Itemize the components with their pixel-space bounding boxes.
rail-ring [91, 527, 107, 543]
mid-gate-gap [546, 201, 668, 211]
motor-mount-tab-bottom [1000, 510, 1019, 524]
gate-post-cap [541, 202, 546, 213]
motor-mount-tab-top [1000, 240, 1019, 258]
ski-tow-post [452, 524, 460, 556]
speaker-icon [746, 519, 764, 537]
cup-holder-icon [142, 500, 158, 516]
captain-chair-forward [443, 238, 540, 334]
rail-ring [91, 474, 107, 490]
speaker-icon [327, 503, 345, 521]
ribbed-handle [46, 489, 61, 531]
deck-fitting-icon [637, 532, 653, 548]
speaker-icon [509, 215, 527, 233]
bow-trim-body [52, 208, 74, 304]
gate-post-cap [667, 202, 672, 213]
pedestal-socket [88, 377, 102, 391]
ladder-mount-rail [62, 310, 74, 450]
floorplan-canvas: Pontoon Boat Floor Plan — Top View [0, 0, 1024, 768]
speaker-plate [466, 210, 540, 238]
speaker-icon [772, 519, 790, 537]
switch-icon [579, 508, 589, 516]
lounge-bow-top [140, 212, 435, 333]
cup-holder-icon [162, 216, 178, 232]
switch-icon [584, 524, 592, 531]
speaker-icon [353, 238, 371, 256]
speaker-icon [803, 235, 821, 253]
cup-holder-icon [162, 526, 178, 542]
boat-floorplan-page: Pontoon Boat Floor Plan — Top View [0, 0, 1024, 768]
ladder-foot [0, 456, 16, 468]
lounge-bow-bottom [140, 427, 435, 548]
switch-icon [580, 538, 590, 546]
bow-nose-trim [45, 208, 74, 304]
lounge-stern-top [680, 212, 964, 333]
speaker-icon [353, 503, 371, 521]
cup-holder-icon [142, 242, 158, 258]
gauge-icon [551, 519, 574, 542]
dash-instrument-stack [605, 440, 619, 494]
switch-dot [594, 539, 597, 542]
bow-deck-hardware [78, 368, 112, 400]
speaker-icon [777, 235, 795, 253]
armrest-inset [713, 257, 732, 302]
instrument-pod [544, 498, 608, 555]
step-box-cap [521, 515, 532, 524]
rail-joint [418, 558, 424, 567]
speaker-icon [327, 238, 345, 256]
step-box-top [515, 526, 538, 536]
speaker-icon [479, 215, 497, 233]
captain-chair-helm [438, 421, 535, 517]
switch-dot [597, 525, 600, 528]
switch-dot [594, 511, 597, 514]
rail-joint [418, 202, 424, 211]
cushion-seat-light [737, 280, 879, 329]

▬▬▬

**Requirement**: Lay out every line of the listing above as a Markdown table with a No. column for the row number and an Entry column for the line, skipping any blank lines.

**Output of the task**:
| No. | Entry |
|---|---|
| 1 | Itemize the components with their pixel-space bounding boxes. |
| 2 | rail-ring [91, 527, 107, 543] |
| 3 | mid-gate-gap [546, 201, 668, 211] |
| 4 | motor-mount-tab-bottom [1000, 510, 1019, 524] |
| 5 | gate-post-cap [541, 202, 546, 213] |
| 6 | motor-mount-tab-top [1000, 240, 1019, 258] |
| 7 | ski-tow-post [452, 524, 460, 556] |
| 8 | speaker-icon [746, 519, 764, 537] |
| 9 | cup-holder-icon [142, 500, 158, 516] |
| 10 | captain-chair-forward [443, 238, 540, 334] |
| 11 | rail-ring [91, 474, 107, 490] |
| 12 | speaker-icon [327, 503, 345, 521] |
| 13 | ribbed-handle [46, 489, 61, 531] |
| 14 | deck-fitting-icon [637, 532, 653, 548] |
| 15 | speaker-icon [509, 215, 527, 233] |
| 16 | bow-trim-body [52, 208, 74, 304] |
| 17 | gate-post-cap [667, 202, 672, 213] |
| 18 | pedestal-socket [88, 377, 102, 391] |
| 19 | ladder-mount-rail [62, 310, 74, 450] |
| 20 | floorplan-canvas: Pontoon Boat Floor Plan — Top View [0, 0, 1024, 768] |
| 21 | speaker-plate [466, 210, 540, 238] |
| 22 | speaker-icon [772, 519, 790, 537] |
| 23 | switch-icon [579, 508, 589, 516] |
| 24 | lounge-bow-top [140, 212, 435, 333] |
| 25 | cup-holder-icon [162, 216, 178, 232] |
| 26 | switch-icon [584, 524, 592, 531] |
| 27 | speaker-icon [353, 238, 371, 256] |
| 28 | speaker-icon [803, 235, 821, 253] |
| 29 | cup-holder-icon [162, 526, 178, 542] |
| 30 | boat-floorplan-page: Pontoon Boat Floor Plan — Top View [0, 0, 1024, 768] |
| 31 | ladder-foot [0, 456, 16, 468] |
| 32 | lounge-bow-bottom [140, 427, 435, 548] |
| 33 | switch-icon [580, 538, 590, 546] |
| 34 | bow-nose-trim [45, 208, 74, 304] |
| 35 | lounge-stern-top [680, 212, 964, 333] |
| 36 | speaker-icon [353, 503, 371, 521] |
| 37 | cup-holder-icon [142, 242, 158, 258] |
| 38 | gauge-icon [551, 519, 574, 542] |
| 39 | dash-instrument-stack [605, 440, 619, 494] |
| 40 | switch-dot [594, 539, 597, 542] |
| 41 | bow-deck-hardware [78, 368, 112, 400] |
| 42 | speaker-icon [777, 235, 795, 253] |
| 43 | armrest-inset [713, 257, 732, 302] |
| 44 | instrument-pod [544, 498, 608, 555] |
| 45 | step-box-cap [521, 515, 532, 524] |
| 46 | rail-joint [418, 558, 424, 567] |
| 47 | speaker-icon [327, 238, 345, 256] |
| 48 | step-box-top [515, 526, 538, 536] |
| 49 | speaker-icon [479, 215, 497, 233] |
| 50 | captain-chair-helm [438, 421, 535, 517] |
| 51 | switch-dot [597, 525, 600, 528] |
| 52 | switch-dot [594, 511, 597, 514] |
| 53 | rail-joint [418, 202, 424, 211] |
| 54 | cushion-seat-light [737, 280, 879, 329] |